Your assignment >> Below are records; reply with nothing but the number of lines in them that contain "fellowship".

^^^^

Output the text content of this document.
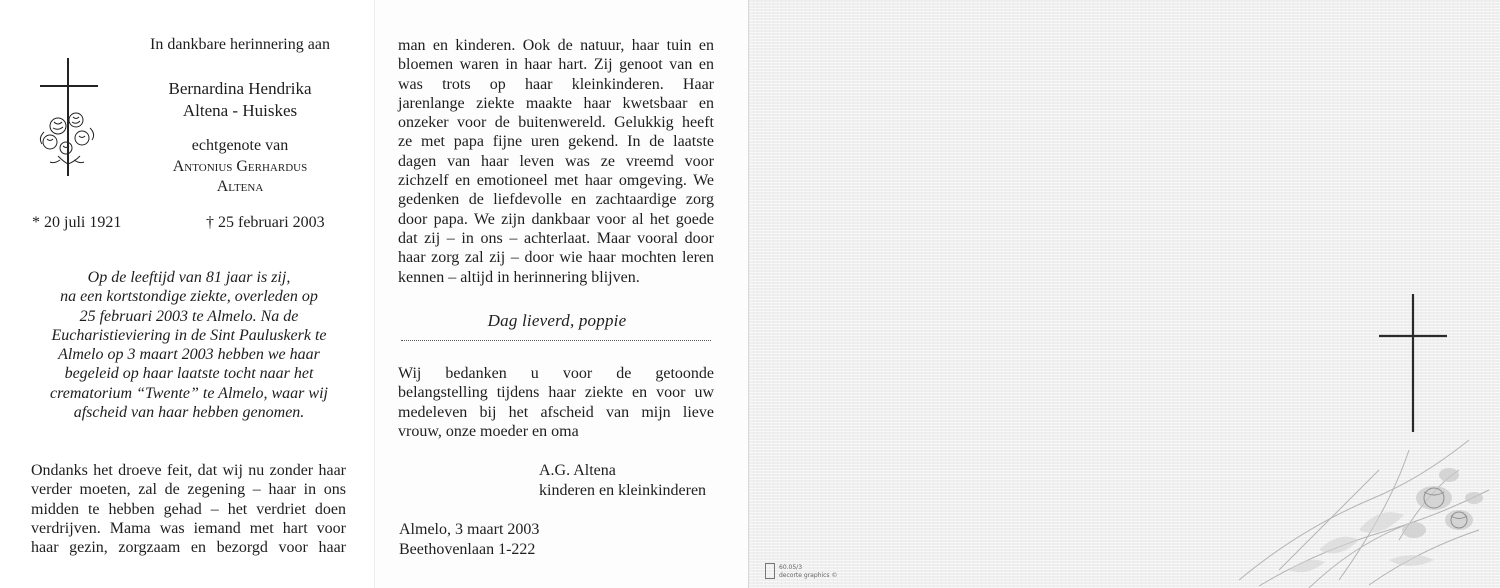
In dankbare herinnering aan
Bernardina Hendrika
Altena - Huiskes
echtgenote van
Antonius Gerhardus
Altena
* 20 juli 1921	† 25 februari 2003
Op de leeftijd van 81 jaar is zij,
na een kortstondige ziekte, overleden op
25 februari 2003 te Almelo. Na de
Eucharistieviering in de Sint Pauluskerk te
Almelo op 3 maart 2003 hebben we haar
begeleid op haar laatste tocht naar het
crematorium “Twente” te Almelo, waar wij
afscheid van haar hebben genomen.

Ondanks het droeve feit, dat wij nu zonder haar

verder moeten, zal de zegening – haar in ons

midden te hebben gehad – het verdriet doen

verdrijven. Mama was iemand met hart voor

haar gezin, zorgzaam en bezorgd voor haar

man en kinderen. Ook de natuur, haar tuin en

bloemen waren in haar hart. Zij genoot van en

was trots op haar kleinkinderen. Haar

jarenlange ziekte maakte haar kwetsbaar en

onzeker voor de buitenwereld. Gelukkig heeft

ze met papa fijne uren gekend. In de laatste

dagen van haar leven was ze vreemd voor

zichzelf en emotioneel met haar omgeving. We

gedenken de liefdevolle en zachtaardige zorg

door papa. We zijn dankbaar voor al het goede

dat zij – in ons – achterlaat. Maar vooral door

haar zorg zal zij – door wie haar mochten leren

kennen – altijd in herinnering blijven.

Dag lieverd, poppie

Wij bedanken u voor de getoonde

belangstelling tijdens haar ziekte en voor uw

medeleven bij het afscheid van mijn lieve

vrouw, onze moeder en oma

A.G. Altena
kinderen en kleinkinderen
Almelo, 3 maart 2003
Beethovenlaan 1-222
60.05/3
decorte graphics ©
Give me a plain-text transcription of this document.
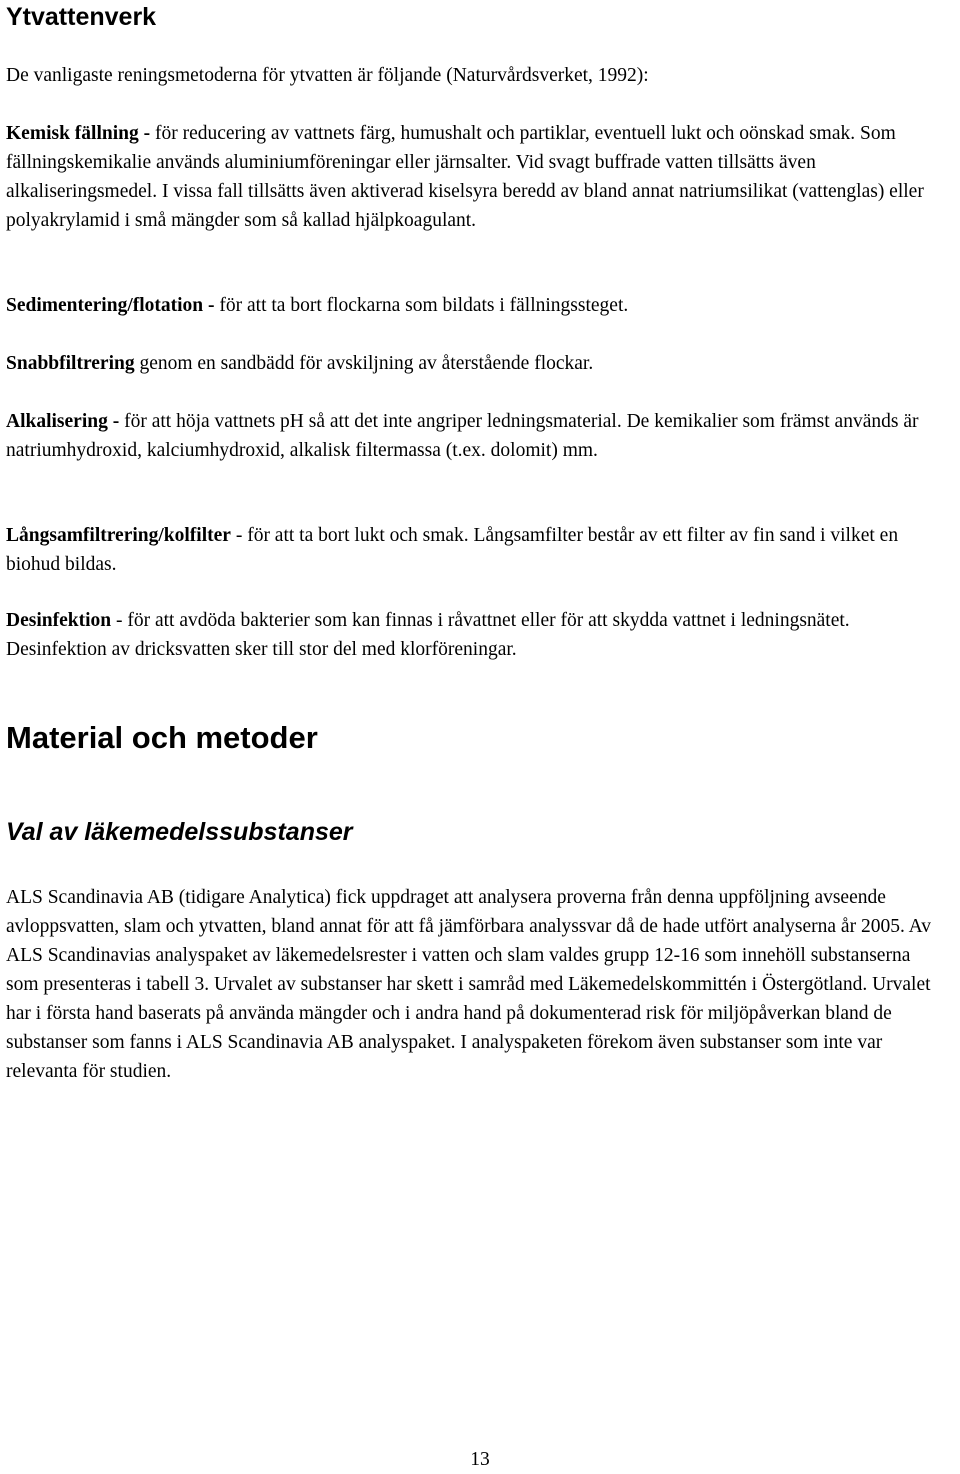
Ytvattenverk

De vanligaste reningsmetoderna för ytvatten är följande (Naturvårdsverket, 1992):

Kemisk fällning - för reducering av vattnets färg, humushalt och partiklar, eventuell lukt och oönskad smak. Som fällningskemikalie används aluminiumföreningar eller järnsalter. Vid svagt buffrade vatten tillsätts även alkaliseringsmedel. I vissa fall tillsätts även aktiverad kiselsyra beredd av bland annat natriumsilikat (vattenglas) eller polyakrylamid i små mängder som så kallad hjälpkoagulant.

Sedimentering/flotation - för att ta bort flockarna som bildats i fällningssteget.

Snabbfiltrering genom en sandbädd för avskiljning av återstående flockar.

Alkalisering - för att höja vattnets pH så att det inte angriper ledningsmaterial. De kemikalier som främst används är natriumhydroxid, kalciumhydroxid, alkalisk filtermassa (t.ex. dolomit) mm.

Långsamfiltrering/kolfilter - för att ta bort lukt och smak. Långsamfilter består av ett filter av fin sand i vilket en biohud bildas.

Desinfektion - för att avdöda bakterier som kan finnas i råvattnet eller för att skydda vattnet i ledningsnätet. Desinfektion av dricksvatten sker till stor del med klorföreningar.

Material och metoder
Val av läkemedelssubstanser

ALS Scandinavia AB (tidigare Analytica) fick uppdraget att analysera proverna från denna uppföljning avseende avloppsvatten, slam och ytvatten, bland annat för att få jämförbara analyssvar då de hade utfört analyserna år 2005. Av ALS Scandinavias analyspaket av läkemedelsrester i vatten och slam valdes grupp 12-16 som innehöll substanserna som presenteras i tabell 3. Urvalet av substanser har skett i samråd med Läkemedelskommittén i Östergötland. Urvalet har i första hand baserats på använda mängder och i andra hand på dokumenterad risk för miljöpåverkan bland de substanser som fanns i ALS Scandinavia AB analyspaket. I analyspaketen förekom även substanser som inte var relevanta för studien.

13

^^^^

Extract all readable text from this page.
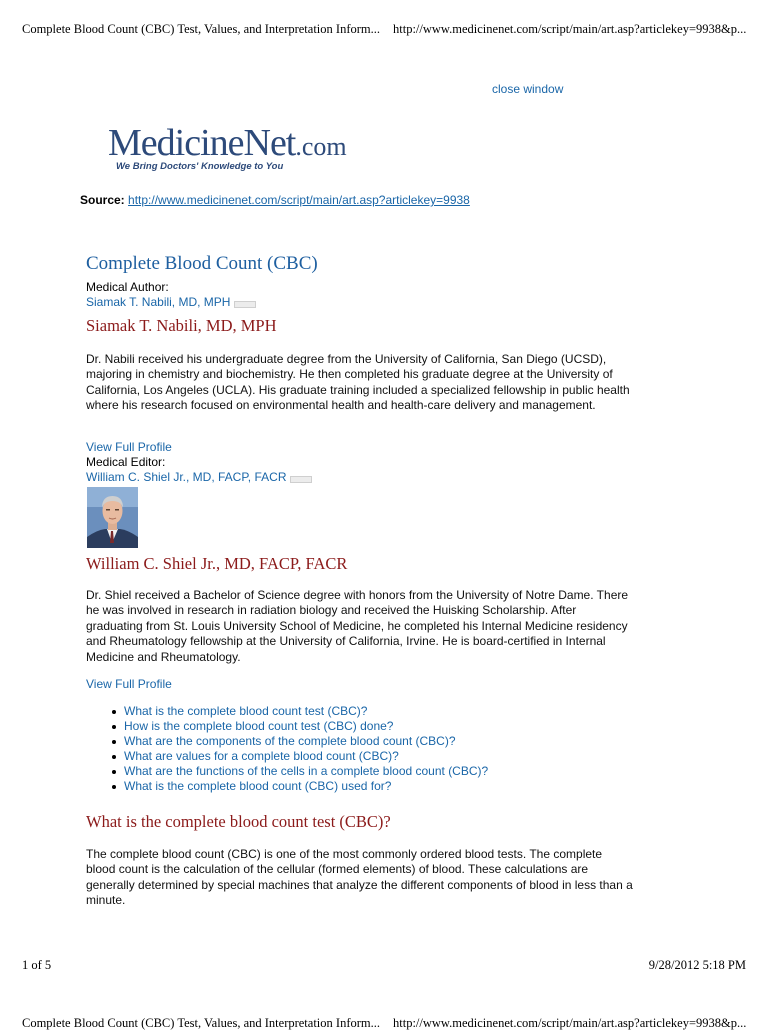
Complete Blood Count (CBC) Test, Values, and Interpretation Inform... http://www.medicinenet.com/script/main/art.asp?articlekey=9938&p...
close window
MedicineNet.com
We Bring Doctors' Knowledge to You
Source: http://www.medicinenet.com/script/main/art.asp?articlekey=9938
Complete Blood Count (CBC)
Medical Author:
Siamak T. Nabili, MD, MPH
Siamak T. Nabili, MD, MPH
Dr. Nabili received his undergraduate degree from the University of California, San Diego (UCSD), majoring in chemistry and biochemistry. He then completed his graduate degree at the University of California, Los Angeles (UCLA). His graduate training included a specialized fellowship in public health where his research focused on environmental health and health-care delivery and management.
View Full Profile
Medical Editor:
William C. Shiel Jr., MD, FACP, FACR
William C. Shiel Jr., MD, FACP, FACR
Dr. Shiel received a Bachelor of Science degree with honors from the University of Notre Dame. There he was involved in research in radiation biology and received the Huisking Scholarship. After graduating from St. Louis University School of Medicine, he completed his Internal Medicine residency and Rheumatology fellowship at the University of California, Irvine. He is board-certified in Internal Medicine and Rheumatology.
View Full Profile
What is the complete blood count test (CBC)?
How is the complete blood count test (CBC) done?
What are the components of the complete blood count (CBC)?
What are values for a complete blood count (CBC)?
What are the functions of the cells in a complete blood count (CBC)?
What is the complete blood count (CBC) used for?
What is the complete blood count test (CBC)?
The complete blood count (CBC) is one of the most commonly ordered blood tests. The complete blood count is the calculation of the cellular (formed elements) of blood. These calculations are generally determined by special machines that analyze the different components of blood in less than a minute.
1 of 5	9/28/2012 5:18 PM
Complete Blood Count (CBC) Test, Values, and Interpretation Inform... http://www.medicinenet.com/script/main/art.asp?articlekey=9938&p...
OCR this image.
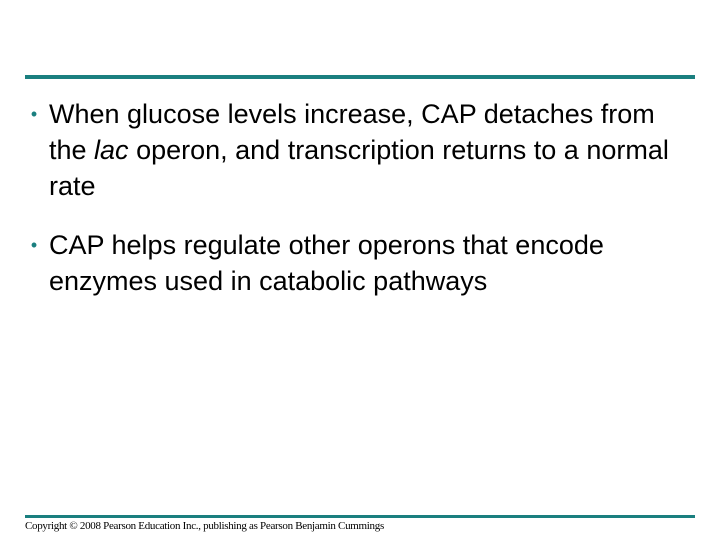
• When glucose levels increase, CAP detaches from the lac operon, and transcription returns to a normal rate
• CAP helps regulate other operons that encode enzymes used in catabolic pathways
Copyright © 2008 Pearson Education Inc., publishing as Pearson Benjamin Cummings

^^^^

Answer for this exercise >> 2